[WHAT THE TASK REQUIRES] Transcribe the records exactly. Pictures do not belong in the transcription.

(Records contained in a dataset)
— START —

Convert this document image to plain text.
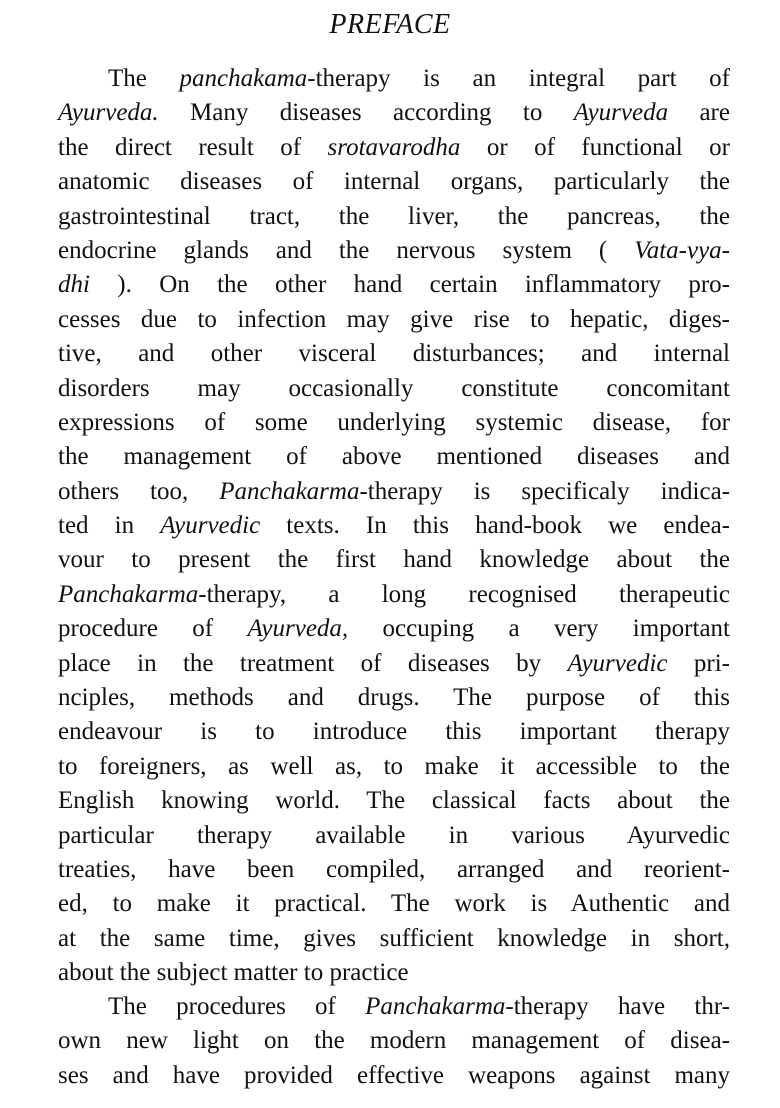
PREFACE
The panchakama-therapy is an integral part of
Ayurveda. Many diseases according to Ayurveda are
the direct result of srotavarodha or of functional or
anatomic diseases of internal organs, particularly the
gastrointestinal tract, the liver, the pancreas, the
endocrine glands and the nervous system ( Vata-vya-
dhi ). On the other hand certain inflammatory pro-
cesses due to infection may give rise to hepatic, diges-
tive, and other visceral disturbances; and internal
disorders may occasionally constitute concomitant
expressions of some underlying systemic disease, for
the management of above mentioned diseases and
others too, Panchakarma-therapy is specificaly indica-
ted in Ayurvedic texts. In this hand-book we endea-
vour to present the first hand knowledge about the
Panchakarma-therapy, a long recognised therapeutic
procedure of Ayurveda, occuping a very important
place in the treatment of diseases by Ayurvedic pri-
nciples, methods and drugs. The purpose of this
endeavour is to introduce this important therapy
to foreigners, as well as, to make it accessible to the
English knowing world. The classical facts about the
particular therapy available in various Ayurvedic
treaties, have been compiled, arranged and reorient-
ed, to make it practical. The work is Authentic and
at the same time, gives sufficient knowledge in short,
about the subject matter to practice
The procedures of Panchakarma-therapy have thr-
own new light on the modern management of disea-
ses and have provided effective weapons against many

— END —

[FINISHED TASK]
Convert this document image to plain text.
PREFACE
The panchakama-therapy is an integral part of
Ayurveda. Many diseases according to Ayurveda are
the direct result of srotavarodha or of functional or
anatomic diseases of internal organs, particularly the
gastrointestinal tract, the liver, the pancreas, the
endocrine glands and the nervous system ( Vata-vya-
dhi ). On the other hand certain inflammatory pro-
cesses due to infection may give rise to hepatic, diges-
tive, and other visceral disturbances; and internal
disorders may occasionally constitute concomitant
expressions of some underlying systemic disease, for
the management of above mentioned diseases and
others too, Panchakarma-therapy is specificaly indica-
ted in Ayurvedic texts. In this hand-book we endea-
vour to present the first hand knowledge about the
Panchakarma-therapy, a long recognised therapeutic
procedure of Ayurveda, occuping a very important
place in the treatment of diseases by Ayurvedic pri-
nciples, methods and drugs. The purpose of this
endeavour is to introduce this important therapy
to foreigners, as well as, to make it accessible to the
English knowing world. The classical facts about the
particular therapy available in various Ayurvedic
treaties, have been compiled, arranged and reorient-
ed, to make it practical. The work is Authentic and
at the same time, gives sufficient knowledge in short,
about the subject matter to practice
The procedures of Panchakarma-therapy have thr-
own new light on the modern management of disea-
ses and have provided effective weapons against many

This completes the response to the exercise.